**Written instruction**
Reproduce all entries word for word.

#### Task input

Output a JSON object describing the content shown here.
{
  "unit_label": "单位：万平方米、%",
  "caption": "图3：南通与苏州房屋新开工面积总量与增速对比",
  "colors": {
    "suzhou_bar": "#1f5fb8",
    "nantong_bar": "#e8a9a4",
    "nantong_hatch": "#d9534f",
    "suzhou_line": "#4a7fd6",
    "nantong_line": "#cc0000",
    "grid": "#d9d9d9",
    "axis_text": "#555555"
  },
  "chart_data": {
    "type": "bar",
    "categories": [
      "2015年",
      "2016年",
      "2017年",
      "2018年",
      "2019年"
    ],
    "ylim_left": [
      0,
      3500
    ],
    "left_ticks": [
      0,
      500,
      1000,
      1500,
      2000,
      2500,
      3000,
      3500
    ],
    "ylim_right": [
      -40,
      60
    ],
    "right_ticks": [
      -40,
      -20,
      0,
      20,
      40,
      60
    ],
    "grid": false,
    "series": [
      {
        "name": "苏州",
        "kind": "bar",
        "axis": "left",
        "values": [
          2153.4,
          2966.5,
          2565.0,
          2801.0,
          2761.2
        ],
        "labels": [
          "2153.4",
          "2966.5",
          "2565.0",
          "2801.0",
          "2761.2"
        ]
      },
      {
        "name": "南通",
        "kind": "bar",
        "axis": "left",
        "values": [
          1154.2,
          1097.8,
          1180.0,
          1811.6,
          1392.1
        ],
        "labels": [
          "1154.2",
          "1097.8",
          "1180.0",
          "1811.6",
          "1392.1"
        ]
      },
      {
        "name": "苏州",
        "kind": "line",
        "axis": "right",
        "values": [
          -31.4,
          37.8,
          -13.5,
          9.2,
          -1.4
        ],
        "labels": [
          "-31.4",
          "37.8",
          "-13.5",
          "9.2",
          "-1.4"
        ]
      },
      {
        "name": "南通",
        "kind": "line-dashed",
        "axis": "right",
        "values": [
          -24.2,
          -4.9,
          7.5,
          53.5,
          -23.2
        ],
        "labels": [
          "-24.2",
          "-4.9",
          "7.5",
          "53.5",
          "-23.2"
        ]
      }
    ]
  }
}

########

**Full answer**
Output a JSON object describing the content shown here.
{
  "unit_label": "单位：万平方米、%",
  "caption": "图3：南通与苏州房屋新开工面积总量与增速对比",
  "colors": {
    "suzhou_bar": "#1f5fb8",
    "nantong_bar": "#e8a9a4",
    "nantong_hatch": "#d9534f",
    "suzhou_line": "#4a7fd6",
    "nantong_line": "#cc0000",
    "grid": "#d9d9d9",
    "axis_text": "#555555"
  },
  "chart_data": {
    "type": "bar",
    "categories": [
      "2015年",
      "2016年",
      "2017年",
      "2018年",
      "2019年"
    ],
    "ylim_left": [
      0,
      3500
    ],
    "left_ticks": [
      0,
      500,
      1000,
      1500,
      2000,
      2500,
      3000,
      3500
    ],
    "ylim_right": [
      -40,
      60
    ],
    "right_ticks": [
      -40,
      -20,
      0,
      20,
      40,
      60
    ],
    "grid": false,
    "series": [
      {
        "name": "苏州",
        "kind": "bar",
        "axis": "left",
        "values": [
          2153.4,
          2966.5,
          2565.0,
          2801.0,
          2761.2
        ],
        "labels": [
          "2153.4",
          "2966.5",
          "2565.0",
          "2801.0",
          "2761.2"
        ]
      },
      {
        "name": "南通",
        "kind": "bar",
        "axis": "left",
        "values": [
          1154.2,
          1097.8,
          1180.0,
          1811.6,
          1392.1
        ],
        "labels": [
          "1154.2",
          "1097.8",
          "1180.0",
          "1811.6",
          "1392.1"
        ]
      },
      {
        "name": "苏州",
        "kind": "line",
        "axis": "right",
        "values": [
          -31.4,
          37.8,
          -13.5,
          9.2,
          -1.4
        ],
        "labels": [
          "-31.4",
          "37.8",
          "-13.5",
          "9.2",
          "-1.4"
        ]
      },
      {
        "name": "南通",
        "kind": "line-dashed",
        "axis": "right",
        "values": [
          -24.2,
          -4.9,
          7.5,
          53.5,
          -23.2
        ],
        "labels": [
          "-24.2",
          "-4.9",
          "7.5",
          "53.5",
          "-23.2"
        ]
      }
    ]
  }
}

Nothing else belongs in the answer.